[Task statement]: Copy out the lines that include the word "бизнеса".

[Raw records]:
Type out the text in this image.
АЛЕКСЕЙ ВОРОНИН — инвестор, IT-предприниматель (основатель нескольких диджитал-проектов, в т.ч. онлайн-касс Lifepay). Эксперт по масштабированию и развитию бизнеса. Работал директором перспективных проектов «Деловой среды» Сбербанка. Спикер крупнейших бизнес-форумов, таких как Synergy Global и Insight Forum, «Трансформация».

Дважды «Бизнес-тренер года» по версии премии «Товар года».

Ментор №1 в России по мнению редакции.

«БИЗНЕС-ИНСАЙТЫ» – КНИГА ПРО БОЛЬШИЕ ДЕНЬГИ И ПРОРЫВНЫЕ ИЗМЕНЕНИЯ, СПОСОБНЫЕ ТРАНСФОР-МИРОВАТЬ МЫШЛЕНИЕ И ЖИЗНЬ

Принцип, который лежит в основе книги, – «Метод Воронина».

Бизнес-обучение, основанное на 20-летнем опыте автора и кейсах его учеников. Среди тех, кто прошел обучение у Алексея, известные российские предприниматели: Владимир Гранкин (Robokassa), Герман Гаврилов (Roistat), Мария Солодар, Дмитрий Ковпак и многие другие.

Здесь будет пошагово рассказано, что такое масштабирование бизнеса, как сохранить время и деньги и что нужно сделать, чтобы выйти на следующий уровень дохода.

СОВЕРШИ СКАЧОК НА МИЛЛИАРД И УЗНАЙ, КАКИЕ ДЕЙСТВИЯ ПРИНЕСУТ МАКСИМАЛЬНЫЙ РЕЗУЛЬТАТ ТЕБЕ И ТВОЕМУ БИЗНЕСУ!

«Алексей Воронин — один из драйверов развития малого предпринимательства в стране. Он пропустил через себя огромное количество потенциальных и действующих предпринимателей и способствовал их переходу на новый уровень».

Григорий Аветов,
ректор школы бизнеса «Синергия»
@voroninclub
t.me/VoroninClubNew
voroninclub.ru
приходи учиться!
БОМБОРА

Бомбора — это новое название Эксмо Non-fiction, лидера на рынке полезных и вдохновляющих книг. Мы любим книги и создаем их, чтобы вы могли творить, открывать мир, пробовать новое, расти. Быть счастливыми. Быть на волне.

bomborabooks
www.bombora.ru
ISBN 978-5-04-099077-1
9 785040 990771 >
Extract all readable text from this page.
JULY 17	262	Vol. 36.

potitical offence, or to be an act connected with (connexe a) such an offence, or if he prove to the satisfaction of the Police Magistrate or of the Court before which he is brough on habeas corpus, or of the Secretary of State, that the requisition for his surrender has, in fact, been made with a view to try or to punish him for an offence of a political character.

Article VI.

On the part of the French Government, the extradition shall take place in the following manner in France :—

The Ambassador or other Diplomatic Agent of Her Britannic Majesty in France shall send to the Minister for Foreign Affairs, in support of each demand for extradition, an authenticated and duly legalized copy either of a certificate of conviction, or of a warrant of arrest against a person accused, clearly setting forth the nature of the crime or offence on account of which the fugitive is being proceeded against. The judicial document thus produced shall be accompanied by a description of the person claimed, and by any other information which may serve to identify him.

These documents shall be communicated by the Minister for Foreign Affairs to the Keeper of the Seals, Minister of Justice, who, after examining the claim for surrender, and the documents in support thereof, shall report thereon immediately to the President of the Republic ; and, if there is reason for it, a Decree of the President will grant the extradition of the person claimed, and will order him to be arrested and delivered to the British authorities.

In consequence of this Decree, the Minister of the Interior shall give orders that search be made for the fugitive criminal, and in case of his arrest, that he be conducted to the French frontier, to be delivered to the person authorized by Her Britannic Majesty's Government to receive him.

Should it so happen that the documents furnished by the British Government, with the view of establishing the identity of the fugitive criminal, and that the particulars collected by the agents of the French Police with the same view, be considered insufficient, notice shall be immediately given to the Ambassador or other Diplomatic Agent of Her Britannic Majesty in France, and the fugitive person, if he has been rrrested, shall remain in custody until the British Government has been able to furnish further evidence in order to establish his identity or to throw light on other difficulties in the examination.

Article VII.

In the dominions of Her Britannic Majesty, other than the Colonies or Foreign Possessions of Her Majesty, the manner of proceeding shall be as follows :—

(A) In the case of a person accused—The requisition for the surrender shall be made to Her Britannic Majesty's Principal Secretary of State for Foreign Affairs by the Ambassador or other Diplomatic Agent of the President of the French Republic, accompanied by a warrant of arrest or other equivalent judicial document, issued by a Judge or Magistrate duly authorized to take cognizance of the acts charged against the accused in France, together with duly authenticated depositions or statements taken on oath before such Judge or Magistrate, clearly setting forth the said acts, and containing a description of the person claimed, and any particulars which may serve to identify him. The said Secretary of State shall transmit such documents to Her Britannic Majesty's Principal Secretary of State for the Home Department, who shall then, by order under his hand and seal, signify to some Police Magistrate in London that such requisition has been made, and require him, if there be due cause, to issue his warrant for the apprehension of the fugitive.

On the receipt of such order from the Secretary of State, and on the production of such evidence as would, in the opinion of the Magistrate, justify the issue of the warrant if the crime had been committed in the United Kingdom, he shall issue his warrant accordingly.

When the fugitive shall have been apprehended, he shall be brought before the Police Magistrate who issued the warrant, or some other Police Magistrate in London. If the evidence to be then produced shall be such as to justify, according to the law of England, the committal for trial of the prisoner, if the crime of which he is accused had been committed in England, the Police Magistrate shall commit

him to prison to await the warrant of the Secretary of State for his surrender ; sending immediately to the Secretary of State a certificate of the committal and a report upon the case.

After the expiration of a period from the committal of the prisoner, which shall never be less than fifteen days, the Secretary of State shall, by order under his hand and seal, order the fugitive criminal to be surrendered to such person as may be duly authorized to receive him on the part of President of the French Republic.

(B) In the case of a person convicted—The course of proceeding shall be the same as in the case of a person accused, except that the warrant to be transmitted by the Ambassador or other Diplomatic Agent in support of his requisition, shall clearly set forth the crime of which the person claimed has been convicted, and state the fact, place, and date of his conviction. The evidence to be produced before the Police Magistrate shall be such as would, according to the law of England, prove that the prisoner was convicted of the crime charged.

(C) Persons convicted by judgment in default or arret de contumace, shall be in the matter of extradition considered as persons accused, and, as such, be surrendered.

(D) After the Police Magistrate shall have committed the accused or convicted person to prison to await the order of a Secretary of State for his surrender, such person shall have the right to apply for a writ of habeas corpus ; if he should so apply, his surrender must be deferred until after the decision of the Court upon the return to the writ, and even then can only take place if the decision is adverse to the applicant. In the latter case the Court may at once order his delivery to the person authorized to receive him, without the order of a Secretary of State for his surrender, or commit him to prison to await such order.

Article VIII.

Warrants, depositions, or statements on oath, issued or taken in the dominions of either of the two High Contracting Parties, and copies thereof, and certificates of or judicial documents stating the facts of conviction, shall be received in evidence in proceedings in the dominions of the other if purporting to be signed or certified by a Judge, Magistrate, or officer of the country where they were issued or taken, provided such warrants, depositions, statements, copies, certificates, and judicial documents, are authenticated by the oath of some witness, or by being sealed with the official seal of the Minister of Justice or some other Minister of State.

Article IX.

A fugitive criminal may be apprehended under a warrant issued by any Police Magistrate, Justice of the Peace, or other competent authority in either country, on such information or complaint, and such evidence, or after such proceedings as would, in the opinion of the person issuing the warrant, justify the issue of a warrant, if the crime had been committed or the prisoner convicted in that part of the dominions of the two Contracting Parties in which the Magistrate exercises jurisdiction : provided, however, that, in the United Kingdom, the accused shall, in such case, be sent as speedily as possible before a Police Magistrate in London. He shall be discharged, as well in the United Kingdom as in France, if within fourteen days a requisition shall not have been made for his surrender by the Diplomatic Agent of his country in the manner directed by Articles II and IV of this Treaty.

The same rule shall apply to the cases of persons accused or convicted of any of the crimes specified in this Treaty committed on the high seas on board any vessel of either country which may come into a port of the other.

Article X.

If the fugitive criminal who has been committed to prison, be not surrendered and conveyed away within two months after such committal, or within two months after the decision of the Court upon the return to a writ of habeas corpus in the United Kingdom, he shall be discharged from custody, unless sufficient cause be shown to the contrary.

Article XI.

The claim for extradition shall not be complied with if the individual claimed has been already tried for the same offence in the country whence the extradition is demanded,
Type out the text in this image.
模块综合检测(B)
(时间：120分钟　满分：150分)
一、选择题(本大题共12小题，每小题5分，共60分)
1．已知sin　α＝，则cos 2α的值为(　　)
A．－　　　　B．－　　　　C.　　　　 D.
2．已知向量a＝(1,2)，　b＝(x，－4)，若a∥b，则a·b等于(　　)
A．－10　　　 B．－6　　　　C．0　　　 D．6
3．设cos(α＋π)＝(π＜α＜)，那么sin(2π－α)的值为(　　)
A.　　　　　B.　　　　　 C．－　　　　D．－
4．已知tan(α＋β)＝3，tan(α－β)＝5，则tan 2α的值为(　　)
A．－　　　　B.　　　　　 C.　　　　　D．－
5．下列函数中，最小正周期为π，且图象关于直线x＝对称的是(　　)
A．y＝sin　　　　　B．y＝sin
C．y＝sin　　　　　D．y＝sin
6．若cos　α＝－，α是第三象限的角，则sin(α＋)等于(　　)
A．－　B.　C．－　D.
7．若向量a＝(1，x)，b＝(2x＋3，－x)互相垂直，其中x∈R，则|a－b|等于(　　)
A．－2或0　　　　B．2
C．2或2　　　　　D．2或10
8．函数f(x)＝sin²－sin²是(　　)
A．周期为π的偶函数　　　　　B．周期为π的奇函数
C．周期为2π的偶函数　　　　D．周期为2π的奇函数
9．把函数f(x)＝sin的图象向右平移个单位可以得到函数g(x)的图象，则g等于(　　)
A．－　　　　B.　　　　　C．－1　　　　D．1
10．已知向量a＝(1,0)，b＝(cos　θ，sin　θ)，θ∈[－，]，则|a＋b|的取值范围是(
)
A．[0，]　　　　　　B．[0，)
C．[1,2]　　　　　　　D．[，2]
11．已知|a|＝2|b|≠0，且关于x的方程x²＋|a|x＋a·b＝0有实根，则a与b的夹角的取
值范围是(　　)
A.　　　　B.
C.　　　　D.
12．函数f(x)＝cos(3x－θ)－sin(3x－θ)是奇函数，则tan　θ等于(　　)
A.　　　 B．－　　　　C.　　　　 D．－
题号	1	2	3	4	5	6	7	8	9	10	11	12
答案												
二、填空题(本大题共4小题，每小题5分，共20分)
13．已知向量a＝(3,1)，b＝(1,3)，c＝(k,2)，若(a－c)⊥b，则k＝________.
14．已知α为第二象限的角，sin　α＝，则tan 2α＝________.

[Reply]:
АЛЕКСЕЙ ВОРОНИН — инвестор, IT-предприниматель (основатель нескольких диджитал-проектов, в т.ч. онлайн-касс Lifepay). Эксперт по масштабированию и развитию бизнеса. Работал директором перспективных проектов «Деловой среды» Сбербанка. Спикер крупнейших бизнес-форумов, таких как Synergy Global и Insight Forum, «Трансформация».
Здесь будет пошагово рассказано, что такое масштабирование бизнеса, как сохранить время и деньги и что нужно сделать, чтобы выйти на следующий уровень дохода.
ректор школы бизнеса «Синергия»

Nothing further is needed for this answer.